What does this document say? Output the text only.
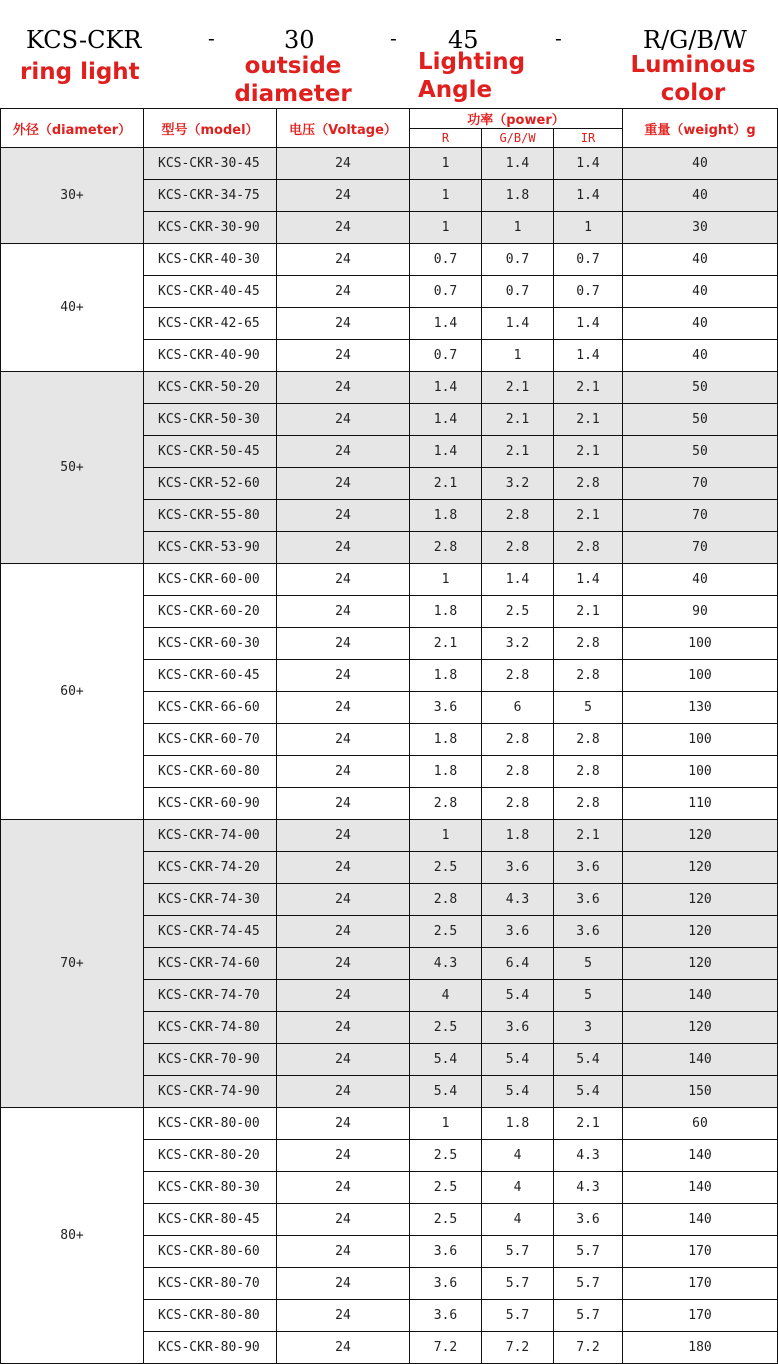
KCS-CKR	-	30	- 45	-	R/G/B/W
ring light	outside
diameter
Lighting
Angle
Luminous
color
外径（diameter）	型号（model）	电压（Voltage）	功率（power）			重量（weight）g
			R	G/B/W	IR	
30+	KCS-CKR-30-45	24	1	1.4	1.4	40
	KCS-CKR-34-75	24	1	1.8	1.4	40
	KCS-CKR-30-90	24	1	1	1	30
40+	KCS-CKR-40-30	24	0.7	0.7	0.7	40
	KCS-CKR-40-45	24	0.7	0.7	0.7	40
	KCS-CKR-42-65	24	1.4	1.4	1.4	40
	KCS-CKR-40-90	24	0.7	1	1.4	40
50+	KCS-CKR-50-20	24	1.4	2.1	2.1	50
	KCS-CKR-50-30	24	1.4	2.1	2.1	50
	KCS-CKR-50-45	24	1.4	2.1	2.1	50
	KCS-CKR-52-60	24	2.1	3.2	2.8	70
	KCS-CKR-55-80	24	1.8	2.8	2.1	70
	KCS-CKR-53-90	24	2.8	2.8	2.8	70
60+	KCS-CKR-60-00	24	1	1.4	1.4	40
	KCS-CKR-60-20	24	1.8	2.5	2.1	90
	KCS-CKR-60-30	24	2.1	3.2	2.8	100
	KCS-CKR-60-45	24	1.8	2.8	2.8	100
	KCS-CKR-66-60	24	3.6	6	5	130
	KCS-CKR-60-70	24	1.8	2.8	2.8	100
	KCS-CKR-60-80	24	1.8	2.8	2.8	100
	KCS-CKR-60-90	24	2.8	2.8	2.8	110
70+	KCS-CKR-74-00	24	1	1.8	2.1	120
	KCS-CKR-74-20	24	2.5	3.6	3.6	120
	KCS-CKR-74-30	24	2.8	4.3	3.6	120
	KCS-CKR-74-45	24	2.5	3.6	3.6	120
	KCS-CKR-74-60	24	4.3	6.4	5	120
	KCS-CKR-74-70	24	4	5.4	5	140
	KCS-CKR-74-80	24	2.5	3.6	3	120
	KCS-CKR-70-90	24	5.4	5.4	5.4	140
	KCS-CKR-74-90	24	5.4	5.4	5.4	150
80+	KCS-CKR-80-00	24	1	1.8	2.1	60
	KCS-CKR-80-20	24	2.5	4	4.3	140
	KCS-CKR-80-30	24	2.5	4	4.3	140
	KCS-CKR-80-45	24	2.5	4	3.6	140
	KCS-CKR-80-60	24	3.6	5.7	5.7	170
	KCS-CKR-80-70	24	3.6	5.7	5.7	170
	KCS-CKR-80-80	24	3.6	5.7	5.7	170
	KCS-CKR-80-90	24	7.2	7.2	7.2	180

□ □ □ □ □

> Exercise goal
From the entries above, copy every line containing the word "diameter".

> Solution
diameter
外径（diameter）	型号（model）	电压（Voltage）	功率（power）			重量（weight）g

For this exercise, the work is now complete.